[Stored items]
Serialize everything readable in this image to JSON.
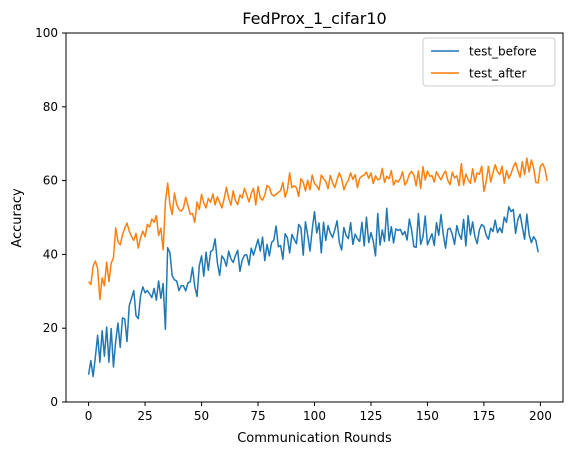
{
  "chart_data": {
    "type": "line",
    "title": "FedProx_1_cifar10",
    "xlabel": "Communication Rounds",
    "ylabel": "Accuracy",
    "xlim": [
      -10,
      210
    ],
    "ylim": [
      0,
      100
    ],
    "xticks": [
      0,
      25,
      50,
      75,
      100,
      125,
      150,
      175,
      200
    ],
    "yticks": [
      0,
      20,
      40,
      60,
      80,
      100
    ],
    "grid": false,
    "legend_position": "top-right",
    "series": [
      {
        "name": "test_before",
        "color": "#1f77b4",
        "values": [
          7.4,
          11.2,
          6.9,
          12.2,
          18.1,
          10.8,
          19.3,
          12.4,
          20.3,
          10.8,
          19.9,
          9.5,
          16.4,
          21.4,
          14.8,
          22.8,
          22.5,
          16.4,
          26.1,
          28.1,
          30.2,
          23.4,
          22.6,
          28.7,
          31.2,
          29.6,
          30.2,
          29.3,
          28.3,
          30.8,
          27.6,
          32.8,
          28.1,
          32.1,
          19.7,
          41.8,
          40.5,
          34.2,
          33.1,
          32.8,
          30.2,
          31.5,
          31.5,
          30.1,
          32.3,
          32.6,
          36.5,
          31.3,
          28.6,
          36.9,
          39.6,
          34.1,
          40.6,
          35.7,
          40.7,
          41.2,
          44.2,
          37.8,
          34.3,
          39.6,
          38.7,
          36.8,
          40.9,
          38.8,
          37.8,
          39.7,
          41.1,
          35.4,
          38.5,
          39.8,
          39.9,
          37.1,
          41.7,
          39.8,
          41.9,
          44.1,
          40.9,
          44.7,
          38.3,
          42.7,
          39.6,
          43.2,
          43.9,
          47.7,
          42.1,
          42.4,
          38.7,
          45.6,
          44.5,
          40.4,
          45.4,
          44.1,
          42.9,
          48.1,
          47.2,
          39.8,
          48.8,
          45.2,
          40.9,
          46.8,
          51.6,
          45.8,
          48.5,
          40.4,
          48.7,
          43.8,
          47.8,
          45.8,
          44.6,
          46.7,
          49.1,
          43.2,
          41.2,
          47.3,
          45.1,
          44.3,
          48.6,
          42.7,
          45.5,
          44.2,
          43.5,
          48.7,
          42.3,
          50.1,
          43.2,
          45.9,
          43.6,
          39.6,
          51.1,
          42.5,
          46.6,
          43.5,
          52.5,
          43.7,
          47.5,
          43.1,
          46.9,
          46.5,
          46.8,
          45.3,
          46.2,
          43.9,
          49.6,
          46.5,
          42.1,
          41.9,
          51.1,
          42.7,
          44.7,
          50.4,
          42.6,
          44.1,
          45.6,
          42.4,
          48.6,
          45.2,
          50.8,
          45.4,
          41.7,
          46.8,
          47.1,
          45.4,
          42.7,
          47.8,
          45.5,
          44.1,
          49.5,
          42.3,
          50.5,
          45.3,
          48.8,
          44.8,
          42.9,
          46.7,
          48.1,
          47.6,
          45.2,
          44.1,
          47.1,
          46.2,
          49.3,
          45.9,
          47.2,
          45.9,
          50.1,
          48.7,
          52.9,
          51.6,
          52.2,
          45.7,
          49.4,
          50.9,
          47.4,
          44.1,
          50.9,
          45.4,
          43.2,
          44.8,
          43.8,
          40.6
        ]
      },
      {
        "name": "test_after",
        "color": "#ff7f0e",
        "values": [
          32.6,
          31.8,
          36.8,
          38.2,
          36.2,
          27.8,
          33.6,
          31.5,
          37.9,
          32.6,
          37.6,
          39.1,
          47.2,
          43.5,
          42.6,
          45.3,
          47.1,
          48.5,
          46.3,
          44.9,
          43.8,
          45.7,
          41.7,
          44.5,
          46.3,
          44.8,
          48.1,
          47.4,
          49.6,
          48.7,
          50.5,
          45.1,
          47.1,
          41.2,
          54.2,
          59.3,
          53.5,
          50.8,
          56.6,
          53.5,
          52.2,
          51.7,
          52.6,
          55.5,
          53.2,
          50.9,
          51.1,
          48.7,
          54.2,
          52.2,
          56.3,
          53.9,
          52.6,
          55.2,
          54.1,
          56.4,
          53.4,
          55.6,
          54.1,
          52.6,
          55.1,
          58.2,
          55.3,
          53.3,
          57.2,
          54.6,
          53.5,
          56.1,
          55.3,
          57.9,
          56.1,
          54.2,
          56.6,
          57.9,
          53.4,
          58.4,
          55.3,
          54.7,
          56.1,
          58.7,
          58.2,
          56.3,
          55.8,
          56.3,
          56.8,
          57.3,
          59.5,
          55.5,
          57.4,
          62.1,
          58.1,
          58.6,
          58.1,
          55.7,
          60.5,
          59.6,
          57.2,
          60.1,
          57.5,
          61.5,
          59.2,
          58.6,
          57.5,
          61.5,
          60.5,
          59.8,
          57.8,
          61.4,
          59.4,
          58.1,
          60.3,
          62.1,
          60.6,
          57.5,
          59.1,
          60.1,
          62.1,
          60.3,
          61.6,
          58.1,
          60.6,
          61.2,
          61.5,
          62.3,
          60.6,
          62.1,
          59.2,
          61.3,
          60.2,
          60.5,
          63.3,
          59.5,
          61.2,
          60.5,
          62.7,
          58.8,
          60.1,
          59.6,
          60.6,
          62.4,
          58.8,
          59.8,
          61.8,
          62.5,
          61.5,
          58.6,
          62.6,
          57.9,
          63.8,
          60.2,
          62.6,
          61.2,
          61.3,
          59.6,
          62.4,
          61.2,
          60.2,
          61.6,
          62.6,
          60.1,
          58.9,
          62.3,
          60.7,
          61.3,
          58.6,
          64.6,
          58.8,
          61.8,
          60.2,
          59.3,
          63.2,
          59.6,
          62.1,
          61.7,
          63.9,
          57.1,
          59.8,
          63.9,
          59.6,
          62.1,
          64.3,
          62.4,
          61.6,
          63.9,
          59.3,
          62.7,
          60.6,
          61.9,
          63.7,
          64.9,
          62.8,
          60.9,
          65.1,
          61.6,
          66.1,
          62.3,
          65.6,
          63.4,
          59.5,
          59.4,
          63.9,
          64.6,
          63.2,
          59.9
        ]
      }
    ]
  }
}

● **OBJECTIVE**
Transcribe every record above exactly, leaving out the pictures.

● **REPLY TO THE TASK**
Serialize everything readable in this image to JSON.
{
  "chart_data": {
    "type": "line",
    "title": "FedProx_1_cifar10",
    "xlabel": "Communication Rounds",
    "ylabel": "Accuracy",
    "xlim": [
      -10,
      210
    ],
    "ylim": [
      0,
      100
    ],
    "xticks": [
      0,
      25,
      50,
      75,
      100,
      125,
      150,
      175,
      200
    ],
    "yticks": [
      0,
      20,
      40,
      60,
      80,
      100
    ],
    "grid": false,
    "legend_position": "top-right",
    "series": [
      {
        "name": "test_before",
        "color": "#1f77b4",
        "values": [
          7.4,
          11.2,
          6.9,
          12.2,
          18.1,
          10.8,
          19.3,
          12.4,
          20.3,
          10.8,
          19.9,
          9.5,
          16.4,
          21.4,
          14.8,
          22.8,
          22.5,
          16.4,
          26.1,
          28.1,
          30.2,
          23.4,
          22.6,
          28.7,
          31.2,
          29.6,
          30.2,
          29.3,
          28.3,
          30.8,
          27.6,
          32.8,
          28.1,
          32.1,
          19.7,
          41.8,
          40.5,
          34.2,
          33.1,
          32.8,
          30.2,
          31.5,
          31.5,
          30.1,
          32.3,
          32.6,
          36.5,
          31.3,
          28.6,
          36.9,
          39.6,
          34.1,
          40.6,
          35.7,
          40.7,
          41.2,
          44.2,
          37.8,
          34.3,
          39.6,
          38.7,
          36.8,
          40.9,
          38.8,
          37.8,
          39.7,
          41.1,
          35.4,
          38.5,
          39.8,
          39.9,
          37.1,
          41.7,
          39.8,
          41.9,
          44.1,
          40.9,
          44.7,
          38.3,
          42.7,
          39.6,
          43.2,
          43.9,
          47.7,
          42.1,
          42.4,
          38.7,
          45.6,
          44.5,
          40.4,
          45.4,
          44.1,
          42.9,
          48.1,
          47.2,
          39.8,
          48.8,
          45.2,
          40.9,
          46.8,
          51.6,
          45.8,
          48.5,
          40.4,
          48.7,
          43.8,
          47.8,
          45.8,
          44.6,
          46.7,
          49.1,
          43.2,
          41.2,
          47.3,
          45.1,
          44.3,
          48.6,
          42.7,
          45.5,
          44.2,
          43.5,
          48.7,
          42.3,
          50.1,
          43.2,
          45.9,
          43.6,
          39.6,
          51.1,
          42.5,
          46.6,
          43.5,
          52.5,
          43.7,
          47.5,
          43.1,
          46.9,
          46.5,
          46.8,
          45.3,
          46.2,
          43.9,
          49.6,
          46.5,
          42.1,
          41.9,
          51.1,
          42.7,
          44.7,
          50.4,
          42.6,
          44.1,
          45.6,
          42.4,
          48.6,
          45.2,
          50.8,
          45.4,
          41.7,
          46.8,
          47.1,
          45.4,
          42.7,
          47.8,
          45.5,
          44.1,
          49.5,
          42.3,
          50.5,
          45.3,
          48.8,
          44.8,
          42.9,
          46.7,
          48.1,
          47.6,
          45.2,
          44.1,
          47.1,
          46.2,
          49.3,
          45.9,
          47.2,
          45.9,
          50.1,
          48.7,
          52.9,
          51.6,
          52.2,
          45.7,
          49.4,
          50.9,
          47.4,
          44.1,
          50.9,
          45.4,
          43.2,
          44.8,
          43.8,
          40.6
        ]
      },
      {
        "name": "test_after",
        "color": "#ff7f0e",
        "values": [
          32.6,
          31.8,
          36.8,
          38.2,
          36.2,
          27.8,
          33.6,
          31.5,
          37.9,
          32.6,
          37.6,
          39.1,
          47.2,
          43.5,
          42.6,
          45.3,
          47.1,
          48.5,
          46.3,
          44.9,
          43.8,
          45.7,
          41.7,
          44.5,
          46.3,
          44.8,
          48.1,
          47.4,
          49.6,
          48.7,
          50.5,
          45.1,
          47.1,
          41.2,
          54.2,
          59.3,
          53.5,
          50.8,
          56.6,
          53.5,
          52.2,
          51.7,
          52.6,
          55.5,
          53.2,
          50.9,
          51.1,
          48.7,
          54.2,
          52.2,
          56.3,
          53.9,
          52.6,
          55.2,
          54.1,
          56.4,
          53.4,
          55.6,
          54.1,
          52.6,
          55.1,
          58.2,
          55.3,
          53.3,
          57.2,
          54.6,
          53.5,
          56.1,
          55.3,
          57.9,
          56.1,
          54.2,
          56.6,
          57.9,
          53.4,
          58.4,
          55.3,
          54.7,
          56.1,
          58.7,
          58.2,
          56.3,
          55.8,
          56.3,
          56.8,
          57.3,
          59.5,
          55.5,
          57.4,
          62.1,
          58.1,
          58.6,
          58.1,
          55.7,
          60.5,
          59.6,
          57.2,
          60.1,
          57.5,
          61.5,
          59.2,
          58.6,
          57.5,
          61.5,
          60.5,
          59.8,
          57.8,
          61.4,
          59.4,
          58.1,
          60.3,
          62.1,
          60.6,
          57.5,
          59.1,
          60.1,
          62.1,
          60.3,
          61.6,
          58.1,
          60.6,
          61.2,
          61.5,
          62.3,
          60.6,
          62.1,
          59.2,
          61.3,
          60.2,
          60.5,
          63.3,
          59.5,
          61.2,
          60.5,
          62.7,
          58.8,
          60.1,
          59.6,
          60.6,
          62.4,
          58.8,
          59.8,
          61.8,
          62.5,
          61.5,
          58.6,
          62.6,
          57.9,
          63.8,
          60.2,
          62.6,
          61.2,
          61.3,
          59.6,
          62.4,
          61.2,
          60.2,
          61.6,
          62.6,
          60.1,
          58.9,
          62.3,
          60.7,
          61.3,
          58.6,
          64.6,
          58.8,
          61.8,
          60.2,
          59.3,
          63.2,
          59.6,
          62.1,
          61.7,
          63.9,
          57.1,
          59.8,
          63.9,
          59.6,
          62.1,
          64.3,
          62.4,
          61.6,
          63.9,
          59.3,
          62.7,
          60.6,
          61.9,
          63.7,
          64.9,
          62.8,
          60.9,
          65.1,
          61.6,
          66.1,
          62.3,
          65.6,
          63.4,
          59.5,
          59.4,
          63.9,
          64.6,
          63.2,
          59.9
        ]
      }
    ]
  }
}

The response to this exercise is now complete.